- _EXERCISE_
Extract and list every line that contains the word "image".

- _INPUT ROWS_
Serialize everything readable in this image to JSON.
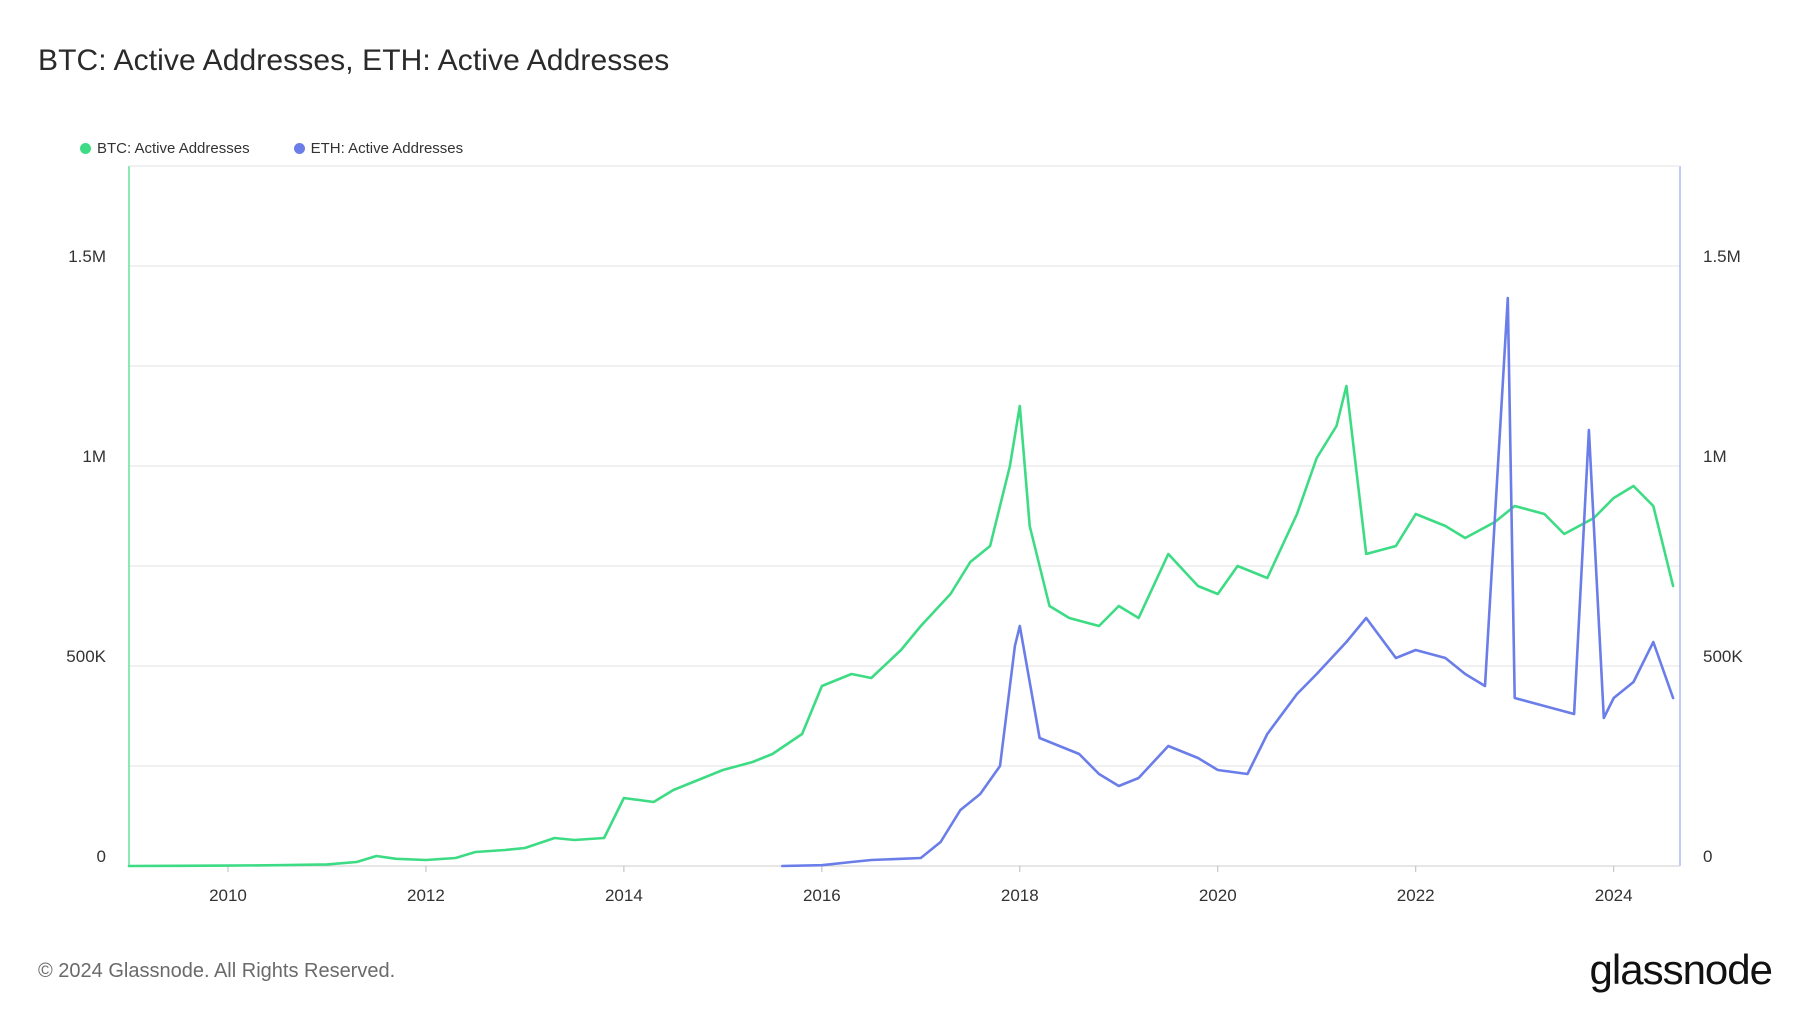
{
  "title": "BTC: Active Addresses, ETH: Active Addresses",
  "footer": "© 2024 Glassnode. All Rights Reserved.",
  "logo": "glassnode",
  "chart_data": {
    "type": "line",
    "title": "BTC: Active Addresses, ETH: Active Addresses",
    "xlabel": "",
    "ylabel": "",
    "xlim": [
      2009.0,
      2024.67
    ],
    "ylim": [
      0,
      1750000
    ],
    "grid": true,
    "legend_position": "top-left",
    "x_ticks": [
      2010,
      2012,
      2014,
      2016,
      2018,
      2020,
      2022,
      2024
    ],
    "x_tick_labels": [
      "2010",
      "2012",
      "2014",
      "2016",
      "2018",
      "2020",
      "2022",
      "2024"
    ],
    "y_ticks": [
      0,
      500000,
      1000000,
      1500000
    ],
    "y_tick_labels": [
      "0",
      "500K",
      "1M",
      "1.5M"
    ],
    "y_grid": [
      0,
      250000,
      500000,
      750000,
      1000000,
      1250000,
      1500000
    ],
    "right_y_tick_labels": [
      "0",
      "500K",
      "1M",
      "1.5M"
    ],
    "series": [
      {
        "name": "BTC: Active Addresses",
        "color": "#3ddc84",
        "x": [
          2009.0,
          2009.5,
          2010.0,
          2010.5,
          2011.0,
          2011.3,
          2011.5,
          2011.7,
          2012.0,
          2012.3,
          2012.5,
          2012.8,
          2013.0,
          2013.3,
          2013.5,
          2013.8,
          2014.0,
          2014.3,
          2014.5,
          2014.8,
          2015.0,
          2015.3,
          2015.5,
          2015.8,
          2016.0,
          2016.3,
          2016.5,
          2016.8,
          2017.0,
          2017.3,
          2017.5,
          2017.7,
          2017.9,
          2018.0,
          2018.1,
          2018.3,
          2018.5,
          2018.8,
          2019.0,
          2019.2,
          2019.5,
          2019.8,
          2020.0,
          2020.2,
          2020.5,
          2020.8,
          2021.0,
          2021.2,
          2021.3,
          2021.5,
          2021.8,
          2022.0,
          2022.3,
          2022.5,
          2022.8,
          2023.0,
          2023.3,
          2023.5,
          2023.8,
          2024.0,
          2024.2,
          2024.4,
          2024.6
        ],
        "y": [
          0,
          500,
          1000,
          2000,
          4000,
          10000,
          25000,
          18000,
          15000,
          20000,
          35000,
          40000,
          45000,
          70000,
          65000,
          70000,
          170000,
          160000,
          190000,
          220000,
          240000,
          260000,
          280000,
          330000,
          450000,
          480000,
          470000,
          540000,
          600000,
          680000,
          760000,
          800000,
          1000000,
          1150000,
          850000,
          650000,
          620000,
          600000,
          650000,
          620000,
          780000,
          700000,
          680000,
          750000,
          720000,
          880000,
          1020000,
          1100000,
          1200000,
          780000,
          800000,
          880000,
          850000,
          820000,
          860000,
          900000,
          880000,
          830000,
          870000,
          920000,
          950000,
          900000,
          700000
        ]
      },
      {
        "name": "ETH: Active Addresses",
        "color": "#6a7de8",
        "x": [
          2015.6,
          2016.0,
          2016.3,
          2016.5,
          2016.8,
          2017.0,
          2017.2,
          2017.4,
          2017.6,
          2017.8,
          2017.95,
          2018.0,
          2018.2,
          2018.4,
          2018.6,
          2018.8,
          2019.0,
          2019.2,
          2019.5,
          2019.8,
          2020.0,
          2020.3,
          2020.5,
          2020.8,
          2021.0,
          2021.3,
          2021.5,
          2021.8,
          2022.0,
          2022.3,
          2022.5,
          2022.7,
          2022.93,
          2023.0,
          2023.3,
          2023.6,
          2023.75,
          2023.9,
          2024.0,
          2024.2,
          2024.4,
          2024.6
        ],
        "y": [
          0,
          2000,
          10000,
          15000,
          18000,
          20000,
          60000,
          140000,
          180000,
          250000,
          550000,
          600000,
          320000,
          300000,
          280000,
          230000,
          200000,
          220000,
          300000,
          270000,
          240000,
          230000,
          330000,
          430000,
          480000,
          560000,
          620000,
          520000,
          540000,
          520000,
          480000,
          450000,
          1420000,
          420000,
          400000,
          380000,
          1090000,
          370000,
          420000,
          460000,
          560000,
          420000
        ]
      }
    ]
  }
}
...
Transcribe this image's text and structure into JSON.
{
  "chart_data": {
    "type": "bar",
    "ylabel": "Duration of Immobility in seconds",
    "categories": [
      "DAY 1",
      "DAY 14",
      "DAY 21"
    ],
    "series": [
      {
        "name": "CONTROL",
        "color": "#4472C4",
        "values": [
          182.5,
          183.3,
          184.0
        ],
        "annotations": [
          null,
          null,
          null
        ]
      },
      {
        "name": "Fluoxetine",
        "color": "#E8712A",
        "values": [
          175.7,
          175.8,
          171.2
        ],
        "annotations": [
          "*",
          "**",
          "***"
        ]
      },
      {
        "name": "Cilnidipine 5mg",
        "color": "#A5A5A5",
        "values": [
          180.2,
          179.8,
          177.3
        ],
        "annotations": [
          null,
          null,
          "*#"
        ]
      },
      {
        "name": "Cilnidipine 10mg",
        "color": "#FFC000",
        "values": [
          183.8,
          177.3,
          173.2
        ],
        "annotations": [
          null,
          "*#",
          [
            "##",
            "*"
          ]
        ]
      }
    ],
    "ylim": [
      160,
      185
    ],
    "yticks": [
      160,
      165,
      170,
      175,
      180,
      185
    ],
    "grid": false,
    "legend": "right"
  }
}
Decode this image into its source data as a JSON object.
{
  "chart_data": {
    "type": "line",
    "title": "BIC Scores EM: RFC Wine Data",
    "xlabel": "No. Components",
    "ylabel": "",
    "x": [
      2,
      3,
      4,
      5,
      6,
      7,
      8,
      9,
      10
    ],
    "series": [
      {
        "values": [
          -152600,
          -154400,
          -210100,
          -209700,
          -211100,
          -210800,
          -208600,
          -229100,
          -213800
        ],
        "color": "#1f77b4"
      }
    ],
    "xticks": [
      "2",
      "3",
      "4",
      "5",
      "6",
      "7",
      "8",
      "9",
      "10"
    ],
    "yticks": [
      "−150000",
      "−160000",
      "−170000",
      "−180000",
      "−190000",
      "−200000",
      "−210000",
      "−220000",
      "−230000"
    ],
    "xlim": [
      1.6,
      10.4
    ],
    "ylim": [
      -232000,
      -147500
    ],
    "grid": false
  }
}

- _FINAL ANSWER_
Serialize everything readable in this image to JSON.
Transcribe this image's text and structure into JSON.
Decode this image into its source data as a JSON object.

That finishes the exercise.